TO BE DONE ▸
Your task is to transcribe, word for word, the line containing "Output the text content of this document." and all lines that follow it to the end of the entries. Leave out the pictures.

Records from a data collection
* BEGIN *

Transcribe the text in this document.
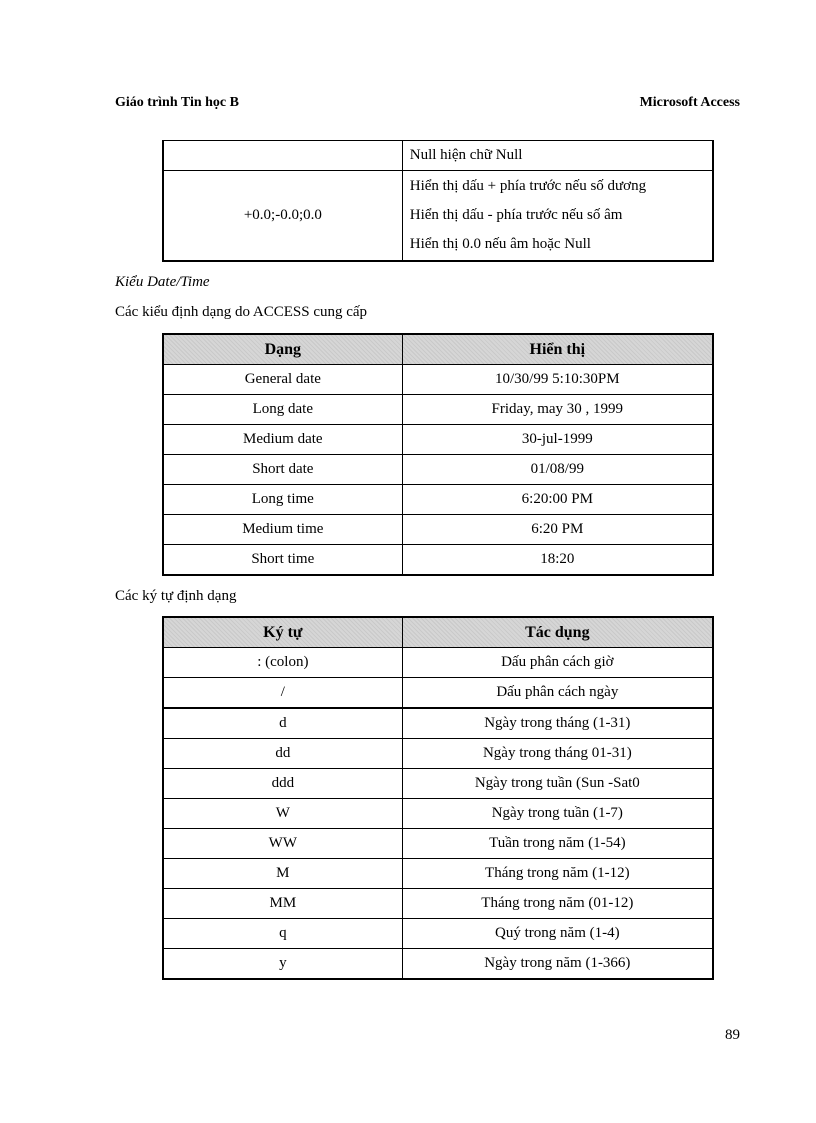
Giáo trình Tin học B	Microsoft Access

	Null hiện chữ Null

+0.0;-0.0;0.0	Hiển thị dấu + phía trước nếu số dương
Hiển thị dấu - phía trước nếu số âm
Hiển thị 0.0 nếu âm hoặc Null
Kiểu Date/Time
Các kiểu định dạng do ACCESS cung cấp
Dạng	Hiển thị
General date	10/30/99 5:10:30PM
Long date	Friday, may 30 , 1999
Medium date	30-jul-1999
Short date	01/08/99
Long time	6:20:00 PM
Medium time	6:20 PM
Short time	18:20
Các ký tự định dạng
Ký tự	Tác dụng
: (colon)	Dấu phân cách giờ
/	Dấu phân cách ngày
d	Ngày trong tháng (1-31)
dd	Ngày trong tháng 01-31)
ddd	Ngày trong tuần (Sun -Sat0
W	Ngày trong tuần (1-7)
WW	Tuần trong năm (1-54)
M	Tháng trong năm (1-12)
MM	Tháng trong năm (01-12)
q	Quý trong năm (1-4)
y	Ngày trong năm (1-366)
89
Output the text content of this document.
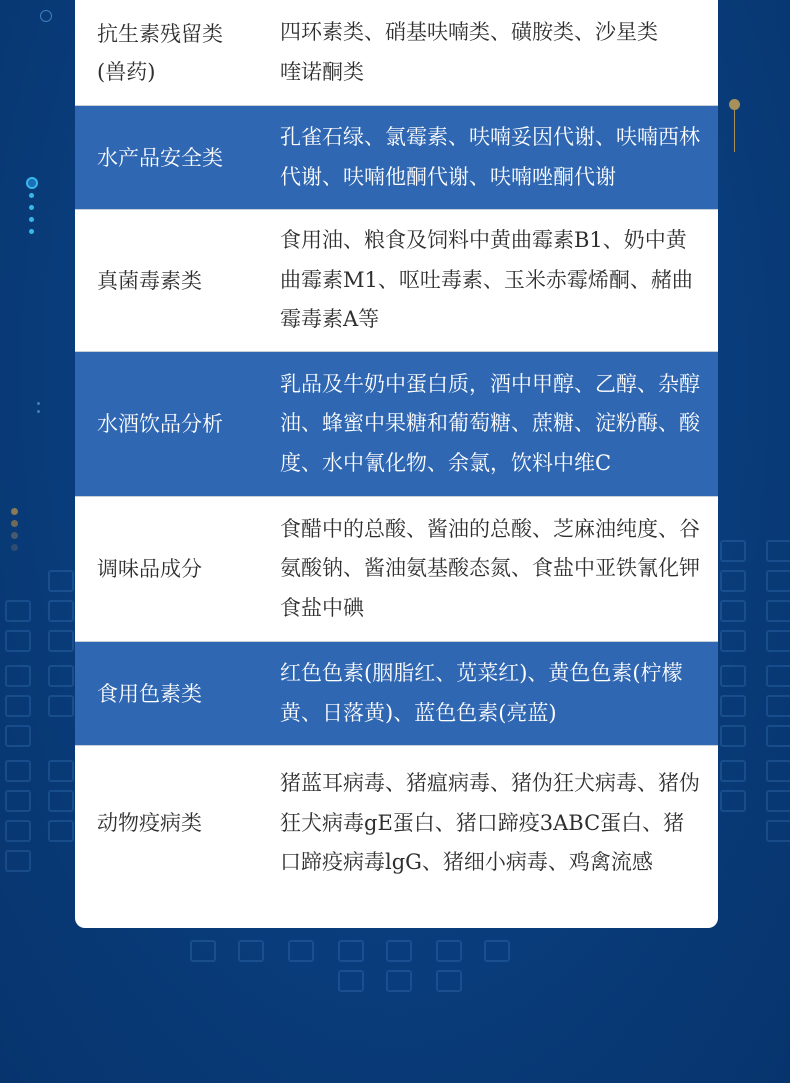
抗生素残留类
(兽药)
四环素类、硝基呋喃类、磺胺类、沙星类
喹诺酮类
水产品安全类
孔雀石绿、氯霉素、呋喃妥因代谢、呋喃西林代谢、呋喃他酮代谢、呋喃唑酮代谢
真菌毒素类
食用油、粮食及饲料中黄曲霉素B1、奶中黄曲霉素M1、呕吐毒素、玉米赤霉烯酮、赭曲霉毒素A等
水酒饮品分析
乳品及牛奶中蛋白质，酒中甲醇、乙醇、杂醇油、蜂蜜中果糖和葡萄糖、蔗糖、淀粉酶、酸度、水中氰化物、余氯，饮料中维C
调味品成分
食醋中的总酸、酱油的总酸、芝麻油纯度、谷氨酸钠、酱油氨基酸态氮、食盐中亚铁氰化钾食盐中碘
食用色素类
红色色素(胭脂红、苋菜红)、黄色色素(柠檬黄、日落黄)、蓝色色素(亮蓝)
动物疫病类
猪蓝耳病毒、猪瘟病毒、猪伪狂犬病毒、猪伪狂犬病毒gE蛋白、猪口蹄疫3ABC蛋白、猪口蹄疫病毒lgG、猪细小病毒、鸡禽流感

* END *

PROBLEM SOLUTION ▸
Output the text content of this document.
抗生素残留类
(兽药)
四环素类、硝基呋喃类、磺胺类、沙星类
喹诺酮类
水产品安全类
孔雀石绿、氯霉素、呋喃妥因代谢、呋喃西林代谢、呋喃他酮代谢、呋喃唑酮代谢
真菌毒素类
食用油、粮食及饲料中黄曲霉素B1、奶中黄曲霉素M1、呕吐毒素、玉米赤霉烯酮、赭曲霉毒素A等
水酒饮品分析
乳品及牛奶中蛋白质，酒中甲醇、乙醇、杂醇油、蜂蜜中果糖和葡萄糖、蔗糖、淀粉酶、酸度、水中氰化物、余氯，饮料中维C
调味品成分
食醋中的总酸、酱油的总酸、芝麻油纯度、谷氨酸钠、酱油氨基酸态氮、食盐中亚铁氰化钾食盐中碘
食用色素类
红色色素(胭脂红、苋菜红)、黄色色素(柠檬黄、日落黄)、蓝色色素(亮蓝)
动物疫病类
猪蓝耳病毒、猪瘟病毒、猪伪狂犬病毒、猪伪狂犬病毒gE蛋白、猪口蹄疫3ABC蛋白、猪口蹄疫病毒lgG、猪细小病毒、鸡禽流感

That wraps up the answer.